A run of records:
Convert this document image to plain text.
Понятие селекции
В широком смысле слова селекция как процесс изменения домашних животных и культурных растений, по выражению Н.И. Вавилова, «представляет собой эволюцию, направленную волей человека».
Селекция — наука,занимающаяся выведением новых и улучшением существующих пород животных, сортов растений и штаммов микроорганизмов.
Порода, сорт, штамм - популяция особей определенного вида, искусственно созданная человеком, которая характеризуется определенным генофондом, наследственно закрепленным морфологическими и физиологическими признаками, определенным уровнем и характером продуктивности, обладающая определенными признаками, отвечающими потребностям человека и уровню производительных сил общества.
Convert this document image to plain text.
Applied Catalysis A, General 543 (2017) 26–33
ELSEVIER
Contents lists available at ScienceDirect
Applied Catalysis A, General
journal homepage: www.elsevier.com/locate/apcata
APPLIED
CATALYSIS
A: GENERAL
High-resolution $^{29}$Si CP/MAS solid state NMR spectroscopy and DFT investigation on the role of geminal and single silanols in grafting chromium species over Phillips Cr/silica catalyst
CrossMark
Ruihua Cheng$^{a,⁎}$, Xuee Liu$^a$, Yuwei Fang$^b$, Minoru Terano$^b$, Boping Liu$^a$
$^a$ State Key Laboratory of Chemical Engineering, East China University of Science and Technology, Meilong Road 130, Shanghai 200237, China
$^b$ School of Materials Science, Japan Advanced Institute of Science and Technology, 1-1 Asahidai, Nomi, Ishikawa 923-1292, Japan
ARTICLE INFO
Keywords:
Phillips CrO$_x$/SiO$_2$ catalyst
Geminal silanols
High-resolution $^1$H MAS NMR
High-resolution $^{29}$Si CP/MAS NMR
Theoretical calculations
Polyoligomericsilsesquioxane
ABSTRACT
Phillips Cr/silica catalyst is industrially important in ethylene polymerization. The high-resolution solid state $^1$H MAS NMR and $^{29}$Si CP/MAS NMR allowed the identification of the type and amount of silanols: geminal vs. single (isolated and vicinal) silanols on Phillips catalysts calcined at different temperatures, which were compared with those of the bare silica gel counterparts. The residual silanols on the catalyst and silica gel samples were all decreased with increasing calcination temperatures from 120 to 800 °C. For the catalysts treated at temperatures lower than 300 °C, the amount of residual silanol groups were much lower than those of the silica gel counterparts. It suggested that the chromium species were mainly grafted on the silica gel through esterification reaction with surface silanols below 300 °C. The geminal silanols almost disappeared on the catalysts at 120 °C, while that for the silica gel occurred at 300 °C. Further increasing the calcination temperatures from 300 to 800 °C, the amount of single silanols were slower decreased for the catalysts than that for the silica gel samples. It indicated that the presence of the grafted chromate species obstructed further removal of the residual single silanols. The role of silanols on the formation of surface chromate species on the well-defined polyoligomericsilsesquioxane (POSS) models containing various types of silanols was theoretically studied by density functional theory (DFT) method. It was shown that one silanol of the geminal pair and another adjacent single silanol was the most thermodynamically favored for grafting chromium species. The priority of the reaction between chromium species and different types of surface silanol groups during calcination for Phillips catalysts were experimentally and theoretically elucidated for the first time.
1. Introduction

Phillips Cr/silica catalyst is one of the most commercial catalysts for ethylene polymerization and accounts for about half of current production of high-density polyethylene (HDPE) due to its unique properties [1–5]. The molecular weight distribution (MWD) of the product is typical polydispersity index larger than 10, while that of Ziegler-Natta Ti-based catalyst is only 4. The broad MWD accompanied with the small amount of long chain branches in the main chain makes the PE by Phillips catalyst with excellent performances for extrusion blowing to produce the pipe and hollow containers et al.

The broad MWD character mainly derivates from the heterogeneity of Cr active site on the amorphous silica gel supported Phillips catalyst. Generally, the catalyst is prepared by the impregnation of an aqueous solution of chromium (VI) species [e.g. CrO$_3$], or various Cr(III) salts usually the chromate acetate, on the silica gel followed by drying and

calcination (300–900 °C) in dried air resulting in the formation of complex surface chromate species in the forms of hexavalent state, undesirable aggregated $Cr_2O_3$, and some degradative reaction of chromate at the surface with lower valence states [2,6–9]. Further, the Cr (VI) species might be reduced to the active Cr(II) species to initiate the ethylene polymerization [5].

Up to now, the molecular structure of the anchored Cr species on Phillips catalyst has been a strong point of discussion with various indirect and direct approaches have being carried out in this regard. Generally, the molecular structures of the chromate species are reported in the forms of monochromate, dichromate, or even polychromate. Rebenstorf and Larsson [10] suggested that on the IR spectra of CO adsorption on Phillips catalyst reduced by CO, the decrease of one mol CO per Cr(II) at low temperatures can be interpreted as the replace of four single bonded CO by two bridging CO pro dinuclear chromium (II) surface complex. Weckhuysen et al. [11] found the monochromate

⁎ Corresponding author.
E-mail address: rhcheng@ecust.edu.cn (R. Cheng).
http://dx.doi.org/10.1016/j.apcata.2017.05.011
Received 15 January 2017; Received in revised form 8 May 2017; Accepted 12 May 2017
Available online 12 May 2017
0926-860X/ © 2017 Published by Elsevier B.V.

▶ [Task statement]:
How many lines of these entries contain "molecular"? Answer with the number and nothing else.

▶ [Solution to this problem]:
2